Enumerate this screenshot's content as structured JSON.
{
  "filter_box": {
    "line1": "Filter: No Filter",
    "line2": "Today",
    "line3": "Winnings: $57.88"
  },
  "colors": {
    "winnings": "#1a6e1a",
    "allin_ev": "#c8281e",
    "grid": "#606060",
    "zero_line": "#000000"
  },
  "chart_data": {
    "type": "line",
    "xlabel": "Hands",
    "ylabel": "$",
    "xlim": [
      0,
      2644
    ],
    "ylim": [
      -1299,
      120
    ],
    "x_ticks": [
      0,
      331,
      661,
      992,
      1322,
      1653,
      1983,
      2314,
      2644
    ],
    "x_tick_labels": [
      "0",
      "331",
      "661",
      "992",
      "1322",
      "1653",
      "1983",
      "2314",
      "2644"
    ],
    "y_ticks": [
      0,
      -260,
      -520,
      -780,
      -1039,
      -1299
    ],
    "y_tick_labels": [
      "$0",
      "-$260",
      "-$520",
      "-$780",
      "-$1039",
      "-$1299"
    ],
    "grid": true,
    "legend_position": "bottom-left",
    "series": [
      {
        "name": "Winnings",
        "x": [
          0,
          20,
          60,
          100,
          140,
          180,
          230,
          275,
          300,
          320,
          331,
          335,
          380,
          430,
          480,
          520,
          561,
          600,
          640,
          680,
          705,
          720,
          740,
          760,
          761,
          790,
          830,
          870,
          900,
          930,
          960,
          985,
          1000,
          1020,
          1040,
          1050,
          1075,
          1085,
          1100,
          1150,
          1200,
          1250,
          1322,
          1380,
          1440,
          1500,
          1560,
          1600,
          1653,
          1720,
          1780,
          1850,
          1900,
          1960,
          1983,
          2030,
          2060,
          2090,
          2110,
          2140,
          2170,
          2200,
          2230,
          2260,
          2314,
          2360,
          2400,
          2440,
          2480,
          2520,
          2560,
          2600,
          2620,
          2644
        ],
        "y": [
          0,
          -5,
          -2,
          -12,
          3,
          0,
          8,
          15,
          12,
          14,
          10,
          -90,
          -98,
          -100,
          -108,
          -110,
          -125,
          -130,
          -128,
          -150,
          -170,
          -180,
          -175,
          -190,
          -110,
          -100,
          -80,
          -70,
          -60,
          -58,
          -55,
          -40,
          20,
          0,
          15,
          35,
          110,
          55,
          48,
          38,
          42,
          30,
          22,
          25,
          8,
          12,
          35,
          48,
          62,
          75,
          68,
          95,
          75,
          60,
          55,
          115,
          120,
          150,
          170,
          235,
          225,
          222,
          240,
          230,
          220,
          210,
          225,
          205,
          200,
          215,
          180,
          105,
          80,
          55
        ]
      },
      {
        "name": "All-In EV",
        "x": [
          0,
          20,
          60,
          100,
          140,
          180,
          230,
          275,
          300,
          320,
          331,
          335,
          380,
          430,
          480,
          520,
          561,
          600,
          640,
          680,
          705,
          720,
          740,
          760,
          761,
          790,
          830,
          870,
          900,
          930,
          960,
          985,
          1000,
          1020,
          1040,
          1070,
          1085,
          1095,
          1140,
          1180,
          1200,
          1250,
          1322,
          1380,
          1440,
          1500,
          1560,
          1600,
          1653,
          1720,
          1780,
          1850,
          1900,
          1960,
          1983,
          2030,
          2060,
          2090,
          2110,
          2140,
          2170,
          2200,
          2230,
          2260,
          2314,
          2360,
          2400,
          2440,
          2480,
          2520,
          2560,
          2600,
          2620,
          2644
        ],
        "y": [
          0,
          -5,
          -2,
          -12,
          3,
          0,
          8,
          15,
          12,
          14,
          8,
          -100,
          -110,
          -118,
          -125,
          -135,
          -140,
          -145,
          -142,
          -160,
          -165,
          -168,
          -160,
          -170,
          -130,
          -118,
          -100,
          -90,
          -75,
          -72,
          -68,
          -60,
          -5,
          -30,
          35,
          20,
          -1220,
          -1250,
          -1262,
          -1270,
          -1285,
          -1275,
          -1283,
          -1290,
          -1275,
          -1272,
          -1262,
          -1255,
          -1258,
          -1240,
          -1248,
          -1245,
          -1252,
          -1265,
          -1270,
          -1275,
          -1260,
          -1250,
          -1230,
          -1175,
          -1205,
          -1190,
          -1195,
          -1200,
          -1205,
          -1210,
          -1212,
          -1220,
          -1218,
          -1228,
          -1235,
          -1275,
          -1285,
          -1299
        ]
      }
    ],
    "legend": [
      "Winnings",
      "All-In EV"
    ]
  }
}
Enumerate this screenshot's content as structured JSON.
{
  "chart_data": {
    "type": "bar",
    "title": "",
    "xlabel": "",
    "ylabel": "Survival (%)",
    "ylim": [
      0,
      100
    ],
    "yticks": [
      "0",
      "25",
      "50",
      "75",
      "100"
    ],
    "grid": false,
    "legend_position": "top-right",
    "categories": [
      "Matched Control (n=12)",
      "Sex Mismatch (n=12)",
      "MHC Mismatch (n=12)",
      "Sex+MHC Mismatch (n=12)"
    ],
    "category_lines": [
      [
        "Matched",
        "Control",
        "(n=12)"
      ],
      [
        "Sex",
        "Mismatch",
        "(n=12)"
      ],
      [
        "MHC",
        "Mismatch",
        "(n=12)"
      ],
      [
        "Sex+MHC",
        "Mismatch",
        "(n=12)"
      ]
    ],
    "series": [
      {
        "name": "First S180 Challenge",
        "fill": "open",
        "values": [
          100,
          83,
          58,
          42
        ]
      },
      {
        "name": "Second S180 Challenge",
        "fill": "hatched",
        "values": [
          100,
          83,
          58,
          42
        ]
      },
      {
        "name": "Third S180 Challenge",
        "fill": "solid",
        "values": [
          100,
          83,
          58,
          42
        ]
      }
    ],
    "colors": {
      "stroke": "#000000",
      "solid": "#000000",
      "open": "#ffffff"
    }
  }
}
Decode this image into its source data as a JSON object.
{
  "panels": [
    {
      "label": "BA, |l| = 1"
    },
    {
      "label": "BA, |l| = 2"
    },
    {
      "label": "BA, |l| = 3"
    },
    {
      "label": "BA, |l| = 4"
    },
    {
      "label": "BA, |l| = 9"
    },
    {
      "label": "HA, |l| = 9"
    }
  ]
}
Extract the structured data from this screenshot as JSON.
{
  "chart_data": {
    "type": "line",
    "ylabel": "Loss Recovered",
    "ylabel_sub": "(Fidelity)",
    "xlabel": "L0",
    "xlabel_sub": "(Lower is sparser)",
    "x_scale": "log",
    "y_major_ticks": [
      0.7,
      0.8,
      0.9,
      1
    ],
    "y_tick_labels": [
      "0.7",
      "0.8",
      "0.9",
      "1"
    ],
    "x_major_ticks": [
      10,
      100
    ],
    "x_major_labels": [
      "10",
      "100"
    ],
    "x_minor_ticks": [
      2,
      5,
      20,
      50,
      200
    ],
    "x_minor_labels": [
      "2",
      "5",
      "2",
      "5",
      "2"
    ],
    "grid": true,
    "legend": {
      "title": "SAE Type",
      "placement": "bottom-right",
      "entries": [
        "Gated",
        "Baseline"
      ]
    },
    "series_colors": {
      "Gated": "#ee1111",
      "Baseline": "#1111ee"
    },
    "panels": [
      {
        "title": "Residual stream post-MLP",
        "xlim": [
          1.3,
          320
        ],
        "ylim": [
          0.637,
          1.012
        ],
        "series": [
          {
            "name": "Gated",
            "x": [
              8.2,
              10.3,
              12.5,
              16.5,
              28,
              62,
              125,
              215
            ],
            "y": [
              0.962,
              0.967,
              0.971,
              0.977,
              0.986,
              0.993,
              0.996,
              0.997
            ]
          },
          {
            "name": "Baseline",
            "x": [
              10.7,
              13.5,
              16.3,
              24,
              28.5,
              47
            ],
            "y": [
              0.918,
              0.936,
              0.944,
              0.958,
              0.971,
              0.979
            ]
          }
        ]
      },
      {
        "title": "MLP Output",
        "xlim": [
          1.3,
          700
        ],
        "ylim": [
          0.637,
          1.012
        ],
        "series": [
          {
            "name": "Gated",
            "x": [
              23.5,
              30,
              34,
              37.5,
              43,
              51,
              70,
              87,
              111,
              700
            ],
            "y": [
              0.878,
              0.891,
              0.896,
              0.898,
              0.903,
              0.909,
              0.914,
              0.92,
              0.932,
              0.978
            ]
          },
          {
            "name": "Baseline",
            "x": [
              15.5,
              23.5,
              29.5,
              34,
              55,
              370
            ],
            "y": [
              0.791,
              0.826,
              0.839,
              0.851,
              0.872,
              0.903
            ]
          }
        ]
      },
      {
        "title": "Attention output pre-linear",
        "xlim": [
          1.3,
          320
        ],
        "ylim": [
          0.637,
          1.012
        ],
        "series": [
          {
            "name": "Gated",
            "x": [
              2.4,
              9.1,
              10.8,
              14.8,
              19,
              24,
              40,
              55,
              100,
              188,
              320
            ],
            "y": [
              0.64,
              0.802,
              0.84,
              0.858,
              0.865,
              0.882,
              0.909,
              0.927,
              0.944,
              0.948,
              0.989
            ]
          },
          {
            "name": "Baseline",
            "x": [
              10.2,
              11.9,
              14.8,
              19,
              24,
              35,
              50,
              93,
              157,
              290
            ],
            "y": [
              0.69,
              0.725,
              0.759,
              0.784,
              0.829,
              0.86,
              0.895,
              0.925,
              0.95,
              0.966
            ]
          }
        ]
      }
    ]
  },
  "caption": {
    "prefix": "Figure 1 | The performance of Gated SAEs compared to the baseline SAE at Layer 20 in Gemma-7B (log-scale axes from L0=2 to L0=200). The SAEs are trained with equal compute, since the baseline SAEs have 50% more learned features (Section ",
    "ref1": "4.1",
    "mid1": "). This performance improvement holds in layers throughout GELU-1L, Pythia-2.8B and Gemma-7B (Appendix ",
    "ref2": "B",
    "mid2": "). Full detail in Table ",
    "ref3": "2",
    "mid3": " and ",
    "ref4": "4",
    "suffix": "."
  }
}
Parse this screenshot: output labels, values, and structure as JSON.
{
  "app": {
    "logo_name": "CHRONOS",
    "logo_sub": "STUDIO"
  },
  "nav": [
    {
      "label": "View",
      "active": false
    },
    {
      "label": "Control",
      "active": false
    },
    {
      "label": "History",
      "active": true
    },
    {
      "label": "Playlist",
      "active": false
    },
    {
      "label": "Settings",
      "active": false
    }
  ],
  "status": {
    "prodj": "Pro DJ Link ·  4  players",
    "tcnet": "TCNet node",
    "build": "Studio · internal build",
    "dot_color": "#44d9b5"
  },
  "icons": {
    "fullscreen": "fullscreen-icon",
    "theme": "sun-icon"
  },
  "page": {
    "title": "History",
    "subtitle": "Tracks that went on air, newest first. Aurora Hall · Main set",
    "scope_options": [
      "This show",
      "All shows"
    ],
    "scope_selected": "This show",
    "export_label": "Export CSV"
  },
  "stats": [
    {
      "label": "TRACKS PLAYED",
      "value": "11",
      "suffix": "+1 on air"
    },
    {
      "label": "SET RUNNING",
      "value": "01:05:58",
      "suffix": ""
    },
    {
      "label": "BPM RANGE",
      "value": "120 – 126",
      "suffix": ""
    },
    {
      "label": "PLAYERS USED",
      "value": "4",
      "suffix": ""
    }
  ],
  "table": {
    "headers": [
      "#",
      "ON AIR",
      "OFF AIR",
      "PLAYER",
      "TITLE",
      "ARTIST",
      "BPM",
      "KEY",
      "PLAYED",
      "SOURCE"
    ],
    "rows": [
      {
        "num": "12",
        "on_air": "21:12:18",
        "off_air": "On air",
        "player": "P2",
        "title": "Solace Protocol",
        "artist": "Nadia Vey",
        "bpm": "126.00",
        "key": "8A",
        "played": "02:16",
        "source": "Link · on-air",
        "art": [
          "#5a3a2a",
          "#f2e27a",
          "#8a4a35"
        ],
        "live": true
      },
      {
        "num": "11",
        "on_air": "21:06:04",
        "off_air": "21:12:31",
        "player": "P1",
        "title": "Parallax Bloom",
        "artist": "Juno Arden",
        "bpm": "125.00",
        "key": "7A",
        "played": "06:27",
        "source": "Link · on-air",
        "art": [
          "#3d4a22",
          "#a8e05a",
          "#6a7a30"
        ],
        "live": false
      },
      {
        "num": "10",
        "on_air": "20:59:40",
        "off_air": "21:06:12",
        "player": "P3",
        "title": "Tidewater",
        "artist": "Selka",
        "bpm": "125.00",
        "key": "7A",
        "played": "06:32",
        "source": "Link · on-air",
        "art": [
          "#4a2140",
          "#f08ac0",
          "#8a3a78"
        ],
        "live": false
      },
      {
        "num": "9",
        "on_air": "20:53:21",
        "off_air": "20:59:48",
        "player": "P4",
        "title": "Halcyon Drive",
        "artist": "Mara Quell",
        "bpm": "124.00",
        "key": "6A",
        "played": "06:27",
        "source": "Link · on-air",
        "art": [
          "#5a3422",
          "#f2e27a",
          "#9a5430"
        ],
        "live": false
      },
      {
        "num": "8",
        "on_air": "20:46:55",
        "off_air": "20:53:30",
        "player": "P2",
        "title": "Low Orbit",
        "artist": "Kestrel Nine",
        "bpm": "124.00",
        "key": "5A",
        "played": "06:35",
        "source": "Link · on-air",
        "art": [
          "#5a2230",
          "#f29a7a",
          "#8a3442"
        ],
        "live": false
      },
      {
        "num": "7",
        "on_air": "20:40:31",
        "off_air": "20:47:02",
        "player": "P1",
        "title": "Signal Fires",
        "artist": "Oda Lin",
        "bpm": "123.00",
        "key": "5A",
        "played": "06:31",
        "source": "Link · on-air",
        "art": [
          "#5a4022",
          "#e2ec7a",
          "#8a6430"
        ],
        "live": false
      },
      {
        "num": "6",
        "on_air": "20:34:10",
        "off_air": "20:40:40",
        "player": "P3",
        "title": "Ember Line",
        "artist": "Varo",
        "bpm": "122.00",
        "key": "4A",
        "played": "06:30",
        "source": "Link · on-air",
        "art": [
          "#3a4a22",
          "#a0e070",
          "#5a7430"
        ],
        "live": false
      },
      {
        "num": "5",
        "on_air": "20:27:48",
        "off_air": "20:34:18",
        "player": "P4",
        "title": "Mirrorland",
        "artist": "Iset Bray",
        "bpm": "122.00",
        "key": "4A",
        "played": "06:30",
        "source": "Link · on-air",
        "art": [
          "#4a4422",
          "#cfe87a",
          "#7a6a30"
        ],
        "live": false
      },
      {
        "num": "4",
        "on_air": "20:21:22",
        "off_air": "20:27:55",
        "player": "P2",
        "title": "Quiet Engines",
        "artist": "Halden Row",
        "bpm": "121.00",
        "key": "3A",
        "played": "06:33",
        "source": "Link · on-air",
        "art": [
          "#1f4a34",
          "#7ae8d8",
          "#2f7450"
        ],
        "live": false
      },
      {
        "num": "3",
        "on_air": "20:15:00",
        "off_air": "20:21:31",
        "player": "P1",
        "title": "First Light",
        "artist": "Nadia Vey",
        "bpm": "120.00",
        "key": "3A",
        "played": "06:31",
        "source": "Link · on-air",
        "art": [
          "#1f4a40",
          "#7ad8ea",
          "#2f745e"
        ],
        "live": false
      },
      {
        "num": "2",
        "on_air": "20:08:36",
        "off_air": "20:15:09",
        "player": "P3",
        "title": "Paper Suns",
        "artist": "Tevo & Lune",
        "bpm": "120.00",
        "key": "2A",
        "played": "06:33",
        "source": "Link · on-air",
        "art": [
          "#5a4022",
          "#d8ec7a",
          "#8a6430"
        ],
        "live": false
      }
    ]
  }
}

== WHAT YOU ARE ASKED TO DO ==
Select every line of the material above holding the word "grid" and copy it.

== ANSWER IN FULL ==
    "grid": "#606060",
    "grid": true,
    "grid": false,
    "grid": true,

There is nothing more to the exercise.